Data in this exercise
****************************************

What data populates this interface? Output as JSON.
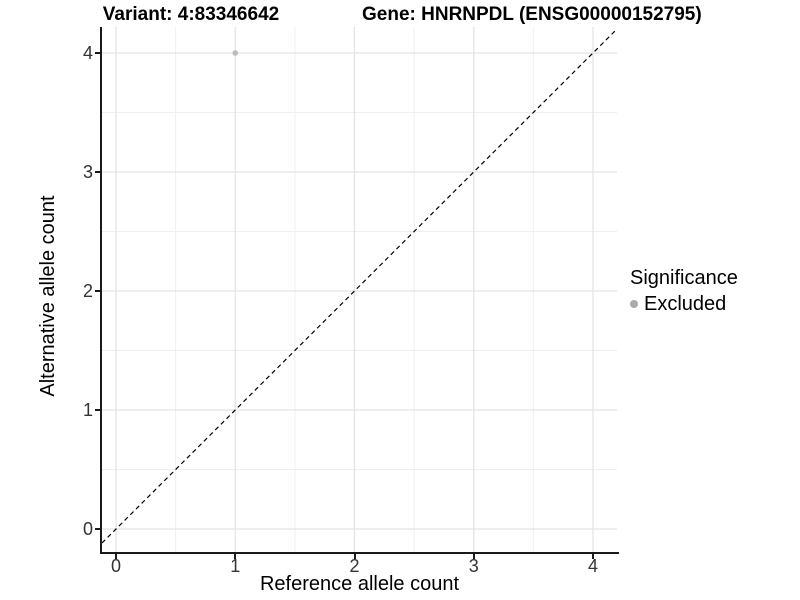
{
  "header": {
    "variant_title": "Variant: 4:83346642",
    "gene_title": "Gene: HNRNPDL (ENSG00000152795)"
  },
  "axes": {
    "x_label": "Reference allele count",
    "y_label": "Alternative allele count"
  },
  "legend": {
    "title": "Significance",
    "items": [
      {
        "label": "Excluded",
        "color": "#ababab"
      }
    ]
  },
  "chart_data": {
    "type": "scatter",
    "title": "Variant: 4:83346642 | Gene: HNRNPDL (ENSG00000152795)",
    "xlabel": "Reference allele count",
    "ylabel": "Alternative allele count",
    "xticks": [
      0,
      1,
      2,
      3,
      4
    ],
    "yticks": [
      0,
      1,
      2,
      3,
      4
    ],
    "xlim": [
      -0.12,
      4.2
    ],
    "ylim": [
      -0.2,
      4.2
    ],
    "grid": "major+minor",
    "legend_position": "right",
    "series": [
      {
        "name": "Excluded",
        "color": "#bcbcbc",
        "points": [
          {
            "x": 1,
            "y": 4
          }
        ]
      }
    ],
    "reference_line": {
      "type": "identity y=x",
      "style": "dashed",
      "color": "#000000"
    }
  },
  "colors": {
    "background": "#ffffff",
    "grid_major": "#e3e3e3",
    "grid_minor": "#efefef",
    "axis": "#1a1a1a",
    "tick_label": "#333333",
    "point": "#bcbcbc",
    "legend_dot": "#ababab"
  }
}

****************************************

Instructions for the task
Pick out and copy every line that contains the word "HNRNPDL".

Exercise solution
    "gene_title": "Gene: HNRNPDL (ENSG00000152795)"
    "title": "Variant: 4:83346642 | Gene: HNRNPDL (ENSG00000152795)",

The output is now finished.